■ Dataset rows

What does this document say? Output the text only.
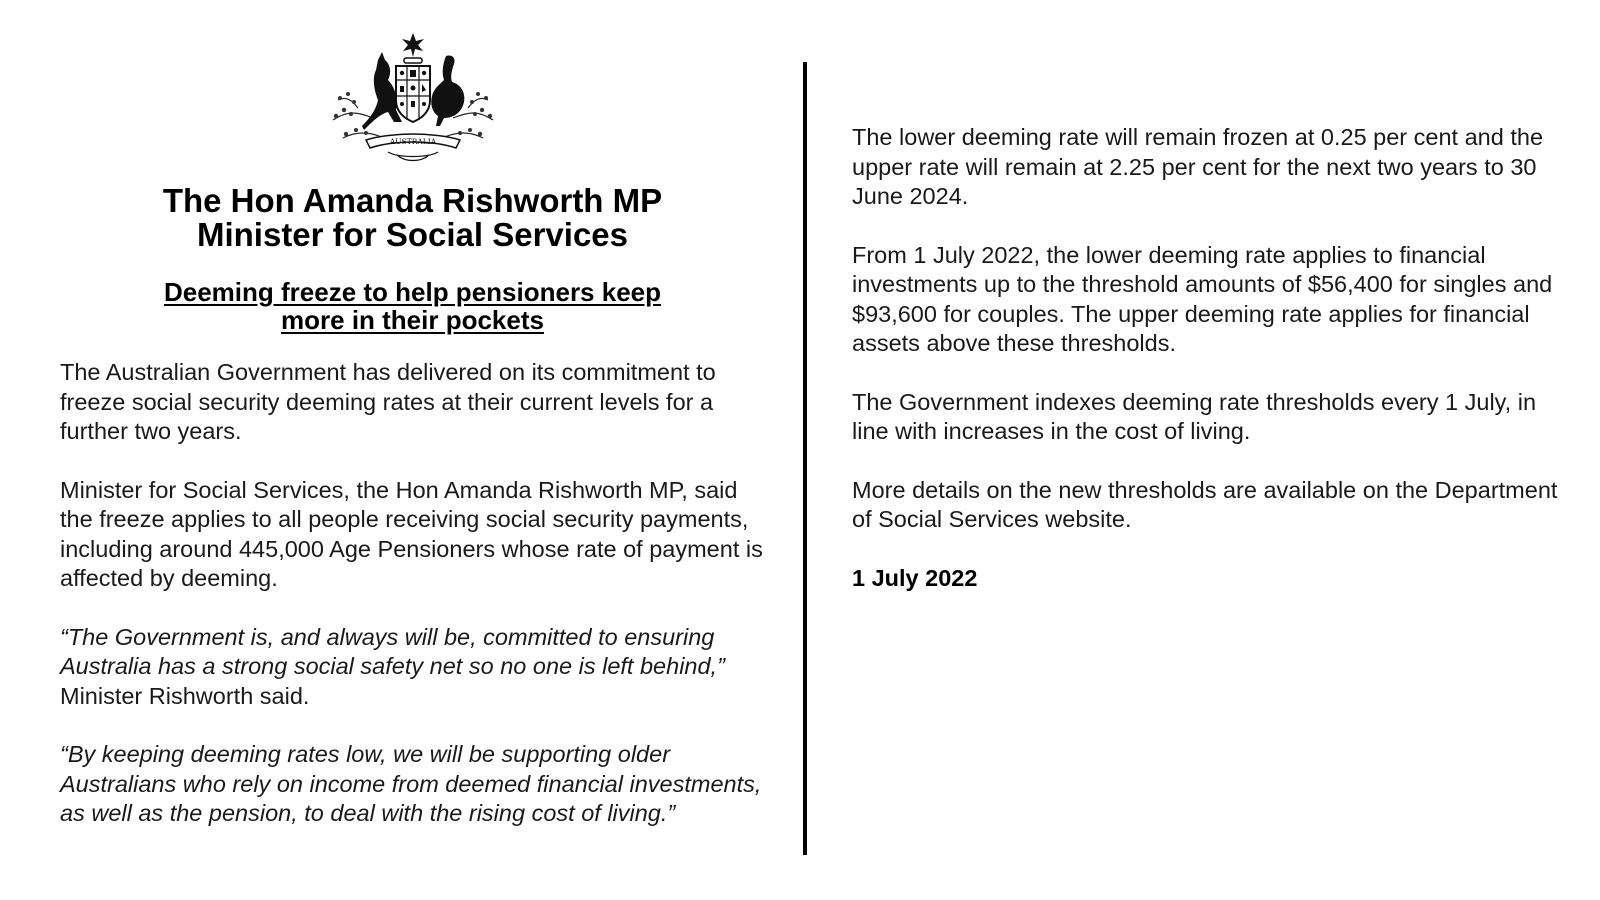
AUSTRALIA
The Hon Amanda Rishworth MP
Minister for Social Services
Deeming freeze to help pensioners keep
more in their pockets

The Australian Government has delivered on its commitment to freeze social security deeming rates at their current levels for a further two years.

Minister for Social Services, the Hon Amanda Rishworth MP, said the freeze applies to all people receiving social security payments, including around 445,000 Age Pensioners whose rate of payment is affected by deeming.

“The Government is, and always will be, committed to ensuring Australia has a strong social safety net so no one is left behind,” Minister Rishworth said.

“By keeping deeming rates low, we will be supporting older Australians who rely on income from deemed financial investments, as well as the pension, to deal with the rising cost of living.”

The lower deeming rate will remain frozen at 0.25 per cent and the upper rate will remain at 2.25 per cent for the next two years to 30 June 2024.

From 1 July 2022, the lower deeming rate applies to financial investments up to the threshold amounts of $56,400 for singles and $93,600 for couples. The upper deeming rate applies for financial assets above these thresholds.

The Government indexes deeming rate thresholds every 1 July, in line with increases in the cost of living.

More details on the new thresholds are available on the Department of Social Services website.

1 July 2022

■ Written exercise
Would you set down the listing exactly, omitting pictures?

■ Finished task
What does this document say? Output the text only.
AUSTRALIA
The Hon Amanda Rishworth MP
Minister for Social Services
Deeming freeze to help pensioners keep
more in their pockets

The Australian Government has delivered on its commitment to freeze social security deeming rates at their current levels for a further two years.

Minister for Social Services, the Hon Amanda Rishworth MP, said the freeze applies to all people receiving social security payments, including around 445,000 Age Pensioners whose rate of payment is affected by deeming.

“The Government is, and always will be, committed to ensuring Australia has a strong social safety net so no one is left behind,” Minister Rishworth said.

“By keeping deeming rates low, we will be supporting older Australians who rely on income from deemed financial investments, as well as the pension, to deal with the rising cost of living.”

The lower deeming rate will remain frozen at 0.25 per cent and the upper rate will remain at 2.25 per cent for the next two years to 30 June 2024.

From 1 July 2022, the lower deeming rate applies to financial investments up to the threshold amounts of $56,400 for singles and $93,600 for couples. The upper deeming rate applies for financial assets above these thresholds.

The Government indexes deeming rate thresholds every 1 July, in line with increases in the cost of living.

More details on the new thresholds are available on the Department of Social Services website.

1 July 2022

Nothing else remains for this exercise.